(SOURCE PASSAGE):
==============================

Yemen is one of the least tax-collecting countries in the world, with tax revenues accounting for less than 9 percent of GDP before the war, compared to an average of 17.7 percent in developing countries with similarly sized economies.[3] Over the years, the state has sought to adopt reforms aimed at increasing the share of tax revenues to total public revenues; however, taxes remained below 30 percent as an average of the total public revenues from 2010-2015, according to the financial indicators.[4]
Meanwhile, grants and foreign aid accounted for 14.4 percent of total budget revenues from 2012-2014.[5]
Public Spending
Before the current conflict, Yemen’s public sector contributed 45 percent of gross domestic product (GDP), with current (or recurring) expenditures dominating government spending.[6] These budget items included public sector salaries, goods, services, maintenance and debt payments, with fuel subsidies alone accounting for 23 percent of the public budget between 2010-2014.[7] Over this period, current expenditures represented more than 85 percent of total state spending, compared to only 13 percent of expenditure going to capital investment.[8]
Such a lopsided ratio favoring current spending over capital investment is a strong indicator of the government’s poor development efforts prior to the conflict.[9] Sustainable economic development in any post-conflict scenario will almost certainly be undermined if capital investment spending does not receive an increased share of total public spending.

==============================

(DIRECTIVE): Copy the passage on Yemen's public revenue and spending in full, word for word. The material that follows plays no part in the work.

(ENTRIES PROVIDED):
==============================

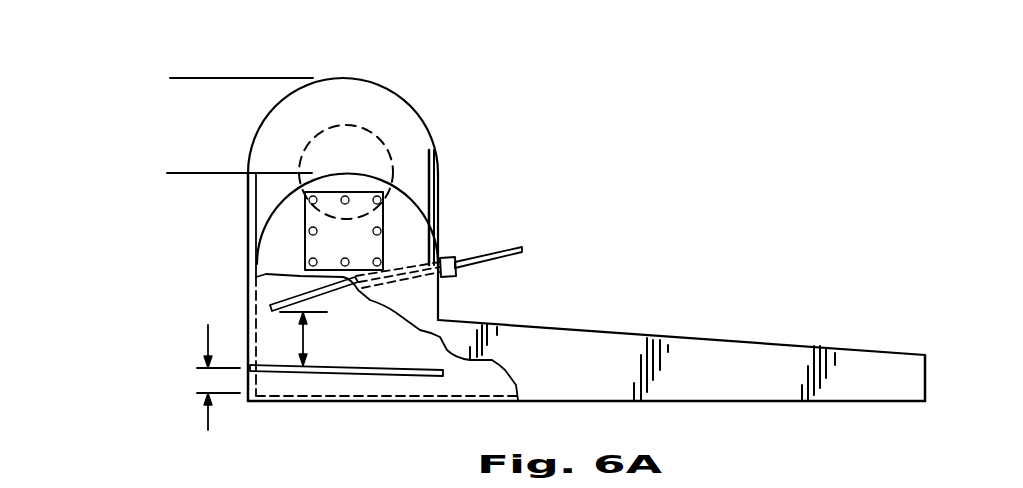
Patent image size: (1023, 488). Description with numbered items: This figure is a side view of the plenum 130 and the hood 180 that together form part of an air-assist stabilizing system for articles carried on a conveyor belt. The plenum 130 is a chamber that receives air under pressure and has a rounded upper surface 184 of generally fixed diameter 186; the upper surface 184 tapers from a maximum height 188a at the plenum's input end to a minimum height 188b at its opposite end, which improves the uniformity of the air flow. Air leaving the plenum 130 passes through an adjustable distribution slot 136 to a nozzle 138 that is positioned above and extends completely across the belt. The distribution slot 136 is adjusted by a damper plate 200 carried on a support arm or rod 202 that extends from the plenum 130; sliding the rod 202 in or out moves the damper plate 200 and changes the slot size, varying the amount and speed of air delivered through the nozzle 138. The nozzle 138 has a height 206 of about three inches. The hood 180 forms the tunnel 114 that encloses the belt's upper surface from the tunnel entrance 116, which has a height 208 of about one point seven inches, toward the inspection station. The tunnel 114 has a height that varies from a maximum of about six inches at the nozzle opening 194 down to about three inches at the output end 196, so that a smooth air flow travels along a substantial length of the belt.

The maximum height 188a is at (227, 78).
The minimum height 188b is at (215, 173).
The rounded upper surface 184 is at (347, 78).
The plenum 130 is at (430, 185).
The adjustable distribution slot 136 is at (250, 302).
The tunnel entrance 116 is at (275, 380).
The fixed diameter 186 is at (385, 193).
The nozzle opening 194 is at (478, 378).
The damper plate 200 is at (268, 306).
The support arm or rod 202 is at (492, 252).
The nozzle height 206 is at (307, 356).
The nozzle 138 is at (389, 348).
The tunnel entrance height 208 is at (203, 378).
The hood 180 is at (692, 335).
The tunnel 114 is at (710, 375).
The output end 196 is at (925, 377).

==============================

(FINISHED TASK):
Yemen is one of the least tax-collecting countries in the world, with tax revenues accounting for less than 9 percent of GDP before the war, compared to an average of 17.7 percent in developing countries with similarly sized economies.[3] Over the years, the state has sought to adopt reforms aimed at increasing the share of tax revenues to total public revenues; however, taxes remained below 30 percent as an average of the total public revenues from 2010-2015, according to the financial indicators.[4]
Meanwhile, grants and foreign aid accounted for 14.4 percent of total budget revenues from 2012-2014.[5]
Public Spending
Before the current conflict, Yemen’s public sector contributed 45 percent of gross domestic product (GDP), with current (or recurring) expenditures dominating government spending.[6] These budget items included public sector salaries, goods, services, maintenance and debt payments, with fuel subsidies alone accounting for 23 percent of the public budget between 2010-2014.[7] Over this period, current expenditures represented more than 85 percent of total state spending, compared to only 13 percent of expenditure going to capital investment.[8]
Such a lopsided ratio favoring current spending over capital investment is a strong indicator of the government’s poor development efforts prior to the conflict.[9] Sustainable economic development in any post-conflict scenario will almost certainly be undermined if capital investment spending does not receive an increased share of total public spending.